» EXERCISE PROMPT:
Omit all pictures. Copy the rest of the material exactly.

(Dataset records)

★ ★ ★ ★ ★

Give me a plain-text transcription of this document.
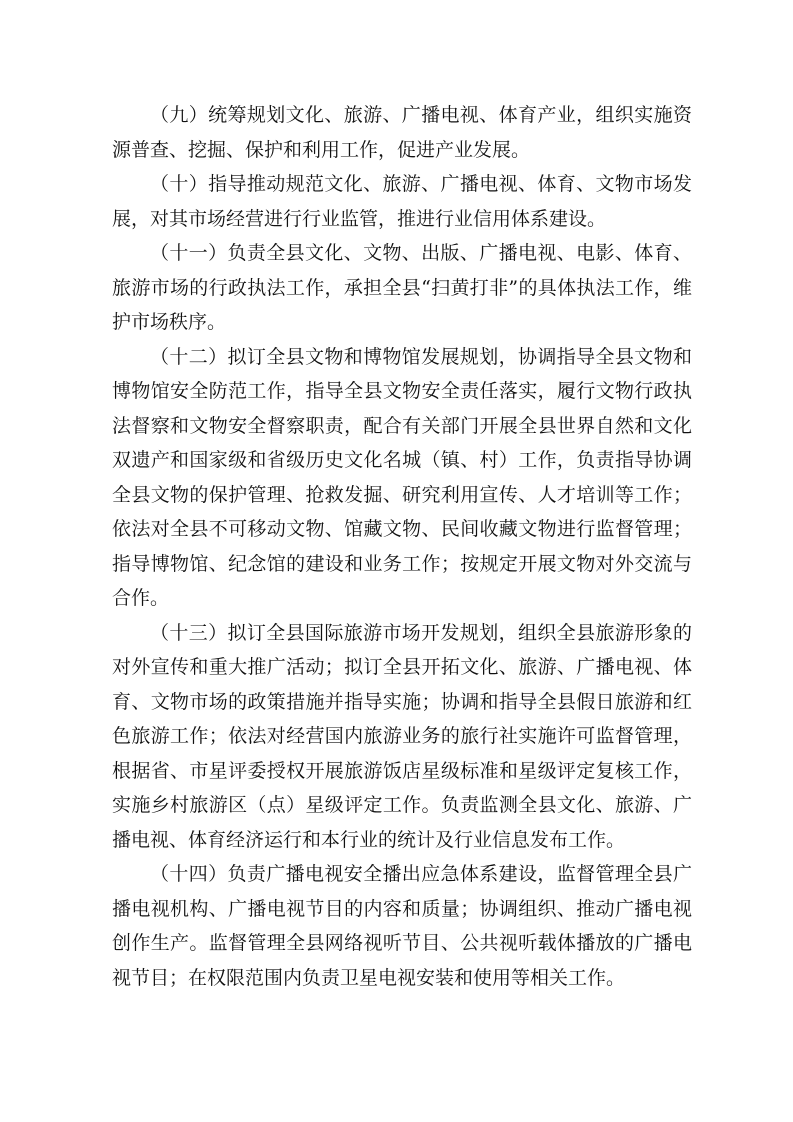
（九）统筹规划文化、旅游、广播电视、体育产业，组织实施资源普查、挖掘、保护和利用工作，促进产业发展。

（十）指导推动规范文化、旅游、广播电视、体育、文物市场发展，对其市场经营进行行业监管，推进行业信用体系建设。

（十一）负责全县文化、文物、出版、广播电视、电影、体育、旅游市场的行政执法工作，承担全县“扫黄打非”的具体执法工作，维护市场秩序。

（十二）拟订全县文物和博物馆发展规划，协调指导全县文物和博物馆安全防范工作，指导全县文物安全责任落实，履行文物行政执法督察和文物安全督察职责，配合有关部门开展全县世界自然和文化双遗产和国家级和省级历史文化名城（镇、村）工作，负责指导协调全县文物的保护管理、抢救发掘、研究利用宣传、人才培训等工作；依法对全县不可移动文物、馆藏文物、民间收藏文物进行监督管理；指导博物馆、纪念馆的建设和业务工作；按规定开展文物对外交流与合作。

（十三）拟订全县国际旅游市场开发规划，组织全县旅游形象的对外宣传和重大推广活动；拟订全县开拓文化、旅游、广播电视、体育、文物市场的政策措施并指导实施；协调和指导全县假日旅游和红色旅游工作；依法对经营国内旅游业务的旅行社实施许可监督管理，根据省、市星评委授权开展旅游饭店星级标准和星级评定复核工作，实施乡村旅游区（点）星级评定工作。负责监测全县文化、旅游、广播电视、体育经济运行和本行业的统计及行业信息发布工作。

（十四）负责广播电视安全播出应急体系建设，监督管理全县广播电视机构、广播电视节目的内容和质量；协调组织、推动广播电视创作生产。监督管理全县网络视听节目、公共视听载体播放的广播电视节目；在权限范围内负责卫星电视安装和使用等相关工作。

★ ★ ★ ★ ★

» ANSWER FOR THIS EXERCISE:
Give me a plain-text transcription of this document.
（九）统筹规划文化、旅游、广播电视、体育产业，组织实施资源普查、挖掘、保护和利用工作，促进产业发展。

（十）指导推动规范文化、旅游、广播电视、体育、文物市场发展，对其市场经营进行行业监管，推进行业信用体系建设。

（十一）负责全县文化、文物、出版、广播电视、电影、体育、旅游市场的行政执法工作，承担全县“扫黄打非”的具体执法工作，维护市场秩序。

（十二）拟订全县文物和博物馆发展规划，协调指导全县文物和博物馆安全防范工作，指导全县文物安全责任落实，履行文物行政执法督察和文物安全督察职责，配合有关部门开展全县世界自然和文化双遗产和国家级和省级历史文化名城（镇、村）工作，负责指导协调全县文物的保护管理、抢救发掘、研究利用宣传、人才培训等工作；依法对全县不可移动文物、馆藏文物、民间收藏文物进行监督管理；指导博物馆、纪念馆的建设和业务工作；按规定开展文物对外交流与合作。

（十三）拟订全县国际旅游市场开发规划，组织全县旅游形象的对外宣传和重大推广活动；拟订全县开拓文化、旅游、广播电视、体育、文物市场的政策措施并指导实施；协调和指导全县假日旅游和红色旅游工作；依法对经营国内旅游业务的旅行社实施许可监督管理，根据省、市星评委授权开展旅游饭店星级标准和星级评定复核工作，实施乡村旅游区（点）星级评定工作。负责监测全县文化、旅游、广播电视、体育经济运行和本行业的统计及行业信息发布工作。

（十四）负责广播电视安全播出应急体系建设，监督管理全县广播电视机构、广播电视节目的内容和质量；协调组织、推动广播电视创作生产。监督管理全县网络视听节目、公共视听载体播放的广播电视节目；在权限范围内负责卫星电视安装和使用等相关工作。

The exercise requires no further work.